## REQUIRED TASK:
Filter the entries that follow, copying every line in which the word "マイナンバー" appears.
====== RECORD LIST
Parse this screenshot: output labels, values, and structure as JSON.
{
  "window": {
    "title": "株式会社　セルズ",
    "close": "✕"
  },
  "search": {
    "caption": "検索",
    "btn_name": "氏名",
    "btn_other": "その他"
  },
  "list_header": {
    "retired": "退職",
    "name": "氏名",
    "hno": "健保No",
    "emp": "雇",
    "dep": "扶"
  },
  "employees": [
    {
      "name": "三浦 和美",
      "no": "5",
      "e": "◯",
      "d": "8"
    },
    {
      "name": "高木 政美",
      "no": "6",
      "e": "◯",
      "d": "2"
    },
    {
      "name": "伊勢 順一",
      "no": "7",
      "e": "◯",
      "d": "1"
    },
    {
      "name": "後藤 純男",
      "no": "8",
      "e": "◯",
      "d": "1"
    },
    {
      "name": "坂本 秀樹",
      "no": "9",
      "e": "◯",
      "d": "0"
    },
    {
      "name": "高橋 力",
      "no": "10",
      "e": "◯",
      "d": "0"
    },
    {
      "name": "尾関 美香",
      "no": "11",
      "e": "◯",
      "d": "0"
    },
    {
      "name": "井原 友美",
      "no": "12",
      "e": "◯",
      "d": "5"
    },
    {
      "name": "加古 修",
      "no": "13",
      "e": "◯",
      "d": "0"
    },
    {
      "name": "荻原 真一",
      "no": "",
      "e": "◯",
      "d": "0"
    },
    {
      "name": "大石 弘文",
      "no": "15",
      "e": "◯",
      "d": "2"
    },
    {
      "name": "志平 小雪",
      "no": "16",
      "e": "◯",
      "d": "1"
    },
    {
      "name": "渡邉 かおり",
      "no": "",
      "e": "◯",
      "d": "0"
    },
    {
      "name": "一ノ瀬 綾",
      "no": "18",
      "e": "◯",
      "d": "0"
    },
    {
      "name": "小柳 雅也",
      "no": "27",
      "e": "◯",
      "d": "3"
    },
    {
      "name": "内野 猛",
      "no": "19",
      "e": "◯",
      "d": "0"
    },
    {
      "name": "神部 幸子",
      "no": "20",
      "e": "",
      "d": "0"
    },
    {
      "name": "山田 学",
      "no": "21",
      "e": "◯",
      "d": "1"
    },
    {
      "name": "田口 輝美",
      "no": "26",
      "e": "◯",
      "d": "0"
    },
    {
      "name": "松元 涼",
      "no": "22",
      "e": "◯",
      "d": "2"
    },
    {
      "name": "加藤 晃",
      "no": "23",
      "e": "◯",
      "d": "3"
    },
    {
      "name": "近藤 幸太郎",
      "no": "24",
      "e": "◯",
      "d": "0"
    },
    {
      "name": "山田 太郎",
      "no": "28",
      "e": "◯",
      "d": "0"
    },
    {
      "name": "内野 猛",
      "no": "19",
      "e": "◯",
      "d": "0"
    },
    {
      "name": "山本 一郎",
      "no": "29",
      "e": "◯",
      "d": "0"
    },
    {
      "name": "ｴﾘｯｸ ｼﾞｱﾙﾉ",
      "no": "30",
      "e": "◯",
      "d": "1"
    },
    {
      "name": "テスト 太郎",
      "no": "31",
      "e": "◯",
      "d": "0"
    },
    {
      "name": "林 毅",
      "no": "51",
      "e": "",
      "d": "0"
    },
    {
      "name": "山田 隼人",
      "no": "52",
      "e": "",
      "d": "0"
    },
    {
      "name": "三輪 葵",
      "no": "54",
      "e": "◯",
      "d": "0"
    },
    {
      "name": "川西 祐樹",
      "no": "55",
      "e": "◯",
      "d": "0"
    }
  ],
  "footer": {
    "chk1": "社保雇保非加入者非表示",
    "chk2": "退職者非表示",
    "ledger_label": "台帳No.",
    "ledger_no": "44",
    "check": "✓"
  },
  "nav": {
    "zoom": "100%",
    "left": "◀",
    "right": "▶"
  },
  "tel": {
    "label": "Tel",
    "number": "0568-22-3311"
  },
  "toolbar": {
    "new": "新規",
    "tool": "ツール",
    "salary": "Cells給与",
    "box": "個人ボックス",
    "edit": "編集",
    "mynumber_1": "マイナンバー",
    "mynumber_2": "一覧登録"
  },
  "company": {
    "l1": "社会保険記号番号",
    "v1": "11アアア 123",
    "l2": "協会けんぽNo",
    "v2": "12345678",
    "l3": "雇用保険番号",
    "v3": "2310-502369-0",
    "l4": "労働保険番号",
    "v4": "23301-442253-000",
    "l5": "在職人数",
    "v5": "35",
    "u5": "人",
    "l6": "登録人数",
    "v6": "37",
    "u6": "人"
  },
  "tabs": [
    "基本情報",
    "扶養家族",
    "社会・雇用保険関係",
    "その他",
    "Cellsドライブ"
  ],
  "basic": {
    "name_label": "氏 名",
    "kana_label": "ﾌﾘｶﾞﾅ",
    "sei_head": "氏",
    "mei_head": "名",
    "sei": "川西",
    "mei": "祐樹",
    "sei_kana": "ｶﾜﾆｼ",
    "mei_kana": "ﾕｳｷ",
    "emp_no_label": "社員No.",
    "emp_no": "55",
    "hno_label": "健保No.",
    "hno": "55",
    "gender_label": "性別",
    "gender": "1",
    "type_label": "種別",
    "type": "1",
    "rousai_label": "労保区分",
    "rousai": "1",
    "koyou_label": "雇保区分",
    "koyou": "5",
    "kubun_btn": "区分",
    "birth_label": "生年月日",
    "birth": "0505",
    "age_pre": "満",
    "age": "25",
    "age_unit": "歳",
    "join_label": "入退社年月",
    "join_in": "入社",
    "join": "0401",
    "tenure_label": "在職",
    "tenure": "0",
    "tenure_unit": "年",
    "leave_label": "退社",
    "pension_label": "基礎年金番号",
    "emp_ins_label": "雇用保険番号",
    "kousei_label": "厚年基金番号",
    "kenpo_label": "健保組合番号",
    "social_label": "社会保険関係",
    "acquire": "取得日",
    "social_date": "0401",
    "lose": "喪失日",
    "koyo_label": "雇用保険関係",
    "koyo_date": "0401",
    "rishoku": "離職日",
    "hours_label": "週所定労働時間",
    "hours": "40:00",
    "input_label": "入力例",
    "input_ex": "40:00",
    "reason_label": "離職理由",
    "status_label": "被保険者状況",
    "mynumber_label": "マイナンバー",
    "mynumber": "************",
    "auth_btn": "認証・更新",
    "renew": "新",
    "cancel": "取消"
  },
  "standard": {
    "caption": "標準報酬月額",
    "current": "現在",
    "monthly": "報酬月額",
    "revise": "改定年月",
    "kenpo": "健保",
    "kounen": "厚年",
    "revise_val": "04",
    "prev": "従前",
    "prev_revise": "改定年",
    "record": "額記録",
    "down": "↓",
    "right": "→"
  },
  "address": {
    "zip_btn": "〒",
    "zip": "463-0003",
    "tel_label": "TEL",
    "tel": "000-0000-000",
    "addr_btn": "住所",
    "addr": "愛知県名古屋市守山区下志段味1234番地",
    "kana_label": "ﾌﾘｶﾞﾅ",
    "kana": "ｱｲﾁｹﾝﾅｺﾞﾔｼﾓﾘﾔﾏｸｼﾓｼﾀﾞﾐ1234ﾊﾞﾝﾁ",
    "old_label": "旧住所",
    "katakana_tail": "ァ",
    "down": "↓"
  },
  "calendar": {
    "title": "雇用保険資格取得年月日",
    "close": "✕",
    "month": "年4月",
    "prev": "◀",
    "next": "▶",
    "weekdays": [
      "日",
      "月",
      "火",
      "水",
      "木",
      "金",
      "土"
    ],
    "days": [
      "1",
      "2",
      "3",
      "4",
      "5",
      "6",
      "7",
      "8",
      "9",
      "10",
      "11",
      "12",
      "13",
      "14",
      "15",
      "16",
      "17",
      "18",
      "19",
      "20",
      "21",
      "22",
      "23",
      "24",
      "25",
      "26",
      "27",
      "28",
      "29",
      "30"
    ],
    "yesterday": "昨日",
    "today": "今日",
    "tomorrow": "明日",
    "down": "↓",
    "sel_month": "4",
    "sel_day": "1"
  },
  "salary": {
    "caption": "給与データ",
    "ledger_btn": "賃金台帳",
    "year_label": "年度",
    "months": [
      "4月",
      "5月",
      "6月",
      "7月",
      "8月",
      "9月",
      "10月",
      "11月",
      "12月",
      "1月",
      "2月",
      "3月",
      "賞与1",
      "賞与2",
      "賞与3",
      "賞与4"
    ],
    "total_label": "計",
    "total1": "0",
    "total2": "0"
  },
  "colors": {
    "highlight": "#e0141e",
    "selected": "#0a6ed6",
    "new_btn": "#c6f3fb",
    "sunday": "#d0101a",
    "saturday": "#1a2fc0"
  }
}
============
## OUTPUT BELOW:
    "mynumber_1": "マイナンバー",
    "mynumber_label": "マイナンバー",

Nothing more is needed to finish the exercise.